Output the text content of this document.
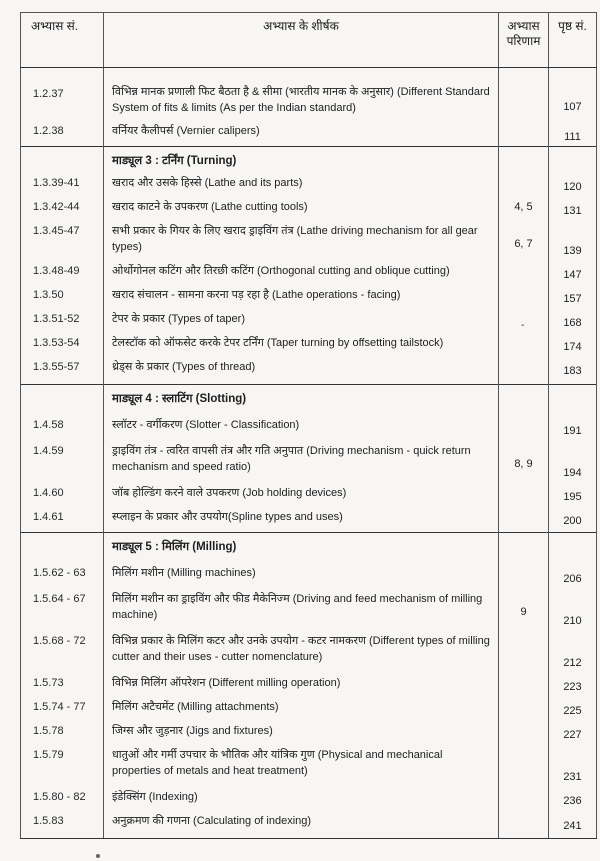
अभ्यास सं.	अभ्यास के शीर्षक	अभ्यास परिणाम	पृष्ठ सं.
1.2.37	विभिन्न मानक प्रणाली फिट बैठता है & सीमा (भारतीय मानक के अनुसार) (Different Standard System of fits & limits (As per the Indian standard)		107
1.2.38	वर्नियर कैलीपर्स (Vernier calipers)		111
	माड्यूल 3 : टर्निंग (Turning)		
1.3.39-41	खराद और उसके हिस्से (Lathe and its parts)		120
1.3.42-44	खराद काटने के उपकरण (Lathe cutting tools)	4, 5	131
1.3.45-47	सभी प्रकार के गियर के लिए खराद ड्राइविंग तंत्र (Lathe driving mechanism for all gear types)	6, 7	139
1.3.48-49	ओर्थोगोनल कटिंग और तिरछी कटिंग (Orthogonal cutting and oblique cutting)		147
1.3.50	खराद संचालन - सामना करना पड़ रहा है (Lathe operations - facing)		157
1.3.51-52	टेपर के प्रकार (Types of taper)		168
1.3.53-54	टेलस्टॉक को ऑफसेट करके टेपर टर्निंग (Taper turning by offsetting tailstock)	-	174
1.3.55-57	थ्रेड्स के प्रकार (Types of thread)		183
	माड्यूल 4 : स्लाटिंग (Slotting)		
1.4.58	स्लॉटर - वर्गीकरण (Slotter - Classification)		191
1.4.59	ड्राइविंग तंत्र - त्वरित वापसी तंत्र और गति अनुपात (Driving mechanism - quick return mechanism and speed ratio)	8, 9	194
1.4.60	जॉब होल्डिंग करने वाले उपकरण (Job holding devices)		195
1.4.61	स्प्लाइन के प्रकार और उपयोग(Spline types and uses)		200
	माड्यूल 5 : मिलिंग (Milling)		
1.5.62 - 63	मिलिंग मशीन (Milling machines)		206
1.5.64 - 67	मिलिंग मशीन का ड्राइविंग और फीड मैकेनिज्म (Driving and feed mechanism of milling machine)	9	210
1.5.68 - 72	विभिन्न प्रकार के मिलिंग कटर और उनके उपयोग - कटर नामकरण (Different types of milling cutter and their uses - cutter nomenclature)		212
1.5.73	विभिन्न मिलिंग ऑपरेशन (Different milling operation)		223
1.5.74 - 77	मिलिंग अटैचमेंट (Milling attachments)		225
1.5.78	जिग्स और जुड़नार (Jigs and fixtures)		227
1.5.79	धातुओं और गर्मी उपचार के भौतिक और यांत्रिक गुण (Physical and mechanical properties of metals and heat treatment)		231
1.5.80 - 82	इंडेक्सिंग (Indexing)		236
1.5.83	अनुक्रमण की गणना (Calculating of indexing)		241
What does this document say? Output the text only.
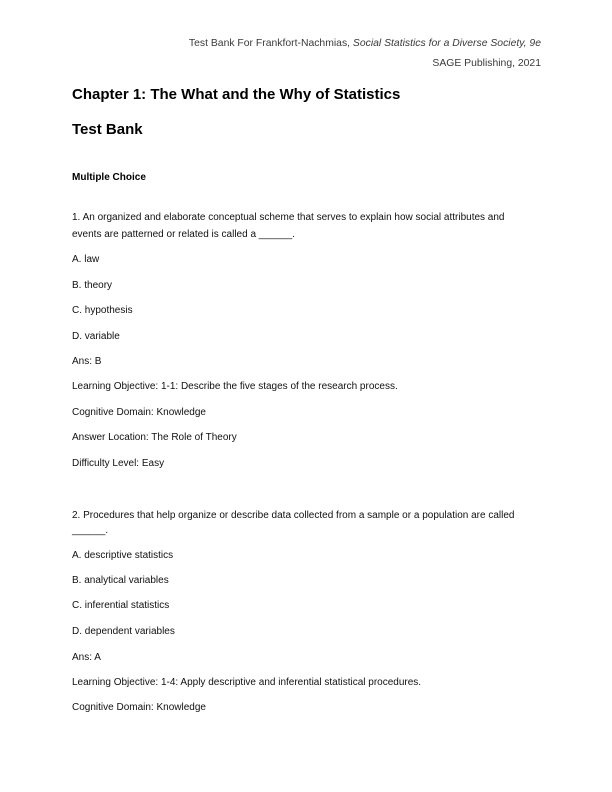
Test Bank For Frankfort-Nachmias, Social Statistics for a Diverse Society, 9e
SAGE Publishing, 2021
Chapter 1: The What and the Why of Statistics
Test Bank
Multiple Choice
1. An organized and elaborate conceptual scheme that serves to explain how social attributes and
events are patterned or related is called a ______.
A. law
B. theory
C. hypothesis
D. variable
Ans: B
Learning Objective: 1-1: Describe the five stages of the research process.
Cognitive Domain: Knowledge
Answer Location: The Role of Theory
Difficulty Level: Easy
2. Procedures that help organize or describe data collected from a sample or a population are called
______.
A. descriptive statistics
B. analytical variables
C. inferential statistics
D. dependent variables
Ans: A
Learning Objective: 1-4: Apply descriptive and inferential statistical procedures.
Cognitive Domain: Knowledge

◆ ◆ ◆ ◆

### WHAT THE TASK ASKS
Copy each line that contains the word "Objective".

### CORRECT ANSWER
Learning Objective: 1-1: Describe the five stages of the research process.
Learning Objective: 1-4: Apply descriptive and inferential statistical procedures.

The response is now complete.